━━━━━ Records for the task

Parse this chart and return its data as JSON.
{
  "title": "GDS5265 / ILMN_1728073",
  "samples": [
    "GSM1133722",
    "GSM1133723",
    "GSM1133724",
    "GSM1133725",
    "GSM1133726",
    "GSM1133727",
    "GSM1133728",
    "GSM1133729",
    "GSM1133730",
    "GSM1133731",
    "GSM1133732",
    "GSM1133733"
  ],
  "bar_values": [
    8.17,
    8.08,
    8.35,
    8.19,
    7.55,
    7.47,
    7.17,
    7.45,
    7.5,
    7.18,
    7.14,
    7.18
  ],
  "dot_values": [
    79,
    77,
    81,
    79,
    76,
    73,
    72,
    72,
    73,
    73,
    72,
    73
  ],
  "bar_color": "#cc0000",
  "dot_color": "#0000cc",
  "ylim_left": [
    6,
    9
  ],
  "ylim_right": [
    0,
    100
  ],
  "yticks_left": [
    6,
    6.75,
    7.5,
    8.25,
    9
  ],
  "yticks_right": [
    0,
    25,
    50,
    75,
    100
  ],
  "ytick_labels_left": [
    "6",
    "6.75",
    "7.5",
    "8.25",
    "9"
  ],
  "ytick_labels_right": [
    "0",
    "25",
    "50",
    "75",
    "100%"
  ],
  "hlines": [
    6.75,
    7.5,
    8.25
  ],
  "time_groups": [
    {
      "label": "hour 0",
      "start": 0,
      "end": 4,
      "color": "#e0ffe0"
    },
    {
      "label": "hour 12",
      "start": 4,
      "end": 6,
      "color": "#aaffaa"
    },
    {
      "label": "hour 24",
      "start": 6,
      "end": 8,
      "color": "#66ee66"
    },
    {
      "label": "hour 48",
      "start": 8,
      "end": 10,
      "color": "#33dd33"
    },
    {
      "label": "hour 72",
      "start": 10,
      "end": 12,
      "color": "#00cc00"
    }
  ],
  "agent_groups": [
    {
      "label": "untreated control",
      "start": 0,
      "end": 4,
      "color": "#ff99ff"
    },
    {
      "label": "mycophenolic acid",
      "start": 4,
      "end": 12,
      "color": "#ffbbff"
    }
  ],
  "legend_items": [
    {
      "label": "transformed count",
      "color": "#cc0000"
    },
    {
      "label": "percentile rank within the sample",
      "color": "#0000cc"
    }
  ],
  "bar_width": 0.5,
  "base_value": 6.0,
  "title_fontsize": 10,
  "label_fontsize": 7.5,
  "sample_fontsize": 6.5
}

━━━━━━━━━━

Exactly reproduce all of the entries.

Result below -
Parse this chart and return its data as JSON.
{
  "title": "GDS5265 / ILMN_1728073",
  "samples": [
    "GSM1133722",
    "GSM1133723",
    "GSM1133724",
    "GSM1133725",
    "GSM1133726",
    "GSM1133727",
    "GSM1133728",
    "GSM1133729",
    "GSM1133730",
    "GSM1133731",
    "GSM1133732",
    "GSM1133733"
  ],
  "bar_values": [
    8.17,
    8.08,
    8.35,
    8.19,
    7.55,
    7.47,
    7.17,
    7.45,
    7.5,
    7.18,
    7.14,
    7.18
  ],
  "dot_values": [
    79,
    77,
    81,
    79,
    76,
    73,
    72,
    72,
    73,
    73,
    72,
    73
  ],
  "bar_color": "#cc0000",
  "dot_color": "#0000cc",
  "ylim_left": [
    6,
    9
  ],
  "ylim_right": [
    0,
    100
  ],
  "yticks_left": [
    6,
    6.75,
    7.5,
    8.25,
    9
  ],
  "yticks_right": [
    0,
    25,
    50,
    75,
    100
  ],
  "ytick_labels_left": [
    "6",
    "6.75",
    "7.5",
    "8.25",
    "9"
  ],
  "ytick_labels_right": [
    "0",
    "25",
    "50",
    "75",
    "100%"
  ],
  "hlines": [
    6.75,
    7.5,
    8.25
  ],
  "time_groups": [
    {
      "label": "hour 0",
      "start": 0,
      "end": 4,
      "color": "#e0ffe0"
    },
    {
      "label": "hour 12",
      "start": 4,
      "end": 6,
      "color": "#aaffaa"
    },
    {
      "label": "hour 24",
      "start": 6,
      "end": 8,
      "color": "#66ee66"
    },
    {
      "label": "hour 48",
      "start": 8,
      "end": 10,
      "color": "#33dd33"
    },
    {
      "label": "hour 72",
      "start": 10,
      "end": 12,
      "color": "#00cc00"
    }
  ],
  "agent_groups": [
    {
      "label": "untreated control",
      "start": 0,
      "end": 4,
      "color": "#ff99ff"
    },
    {
      "label": "mycophenolic acid",
      "start": 4,
      "end": 12,
      "color": "#ffbbff"
    }
  ],
  "legend_items": [
    {
      "label": "transformed count",
      "color": "#cc0000"
    },
    {
      "label": "percentile rank within the sample",
      "color": "#0000cc"
    }
  ],
  "bar_width": 0.5,
  "base_value": 6.0,
  "title_fontsize": 10,
  "label_fontsize": 7.5,
  "sample_fontsize": 6.5
}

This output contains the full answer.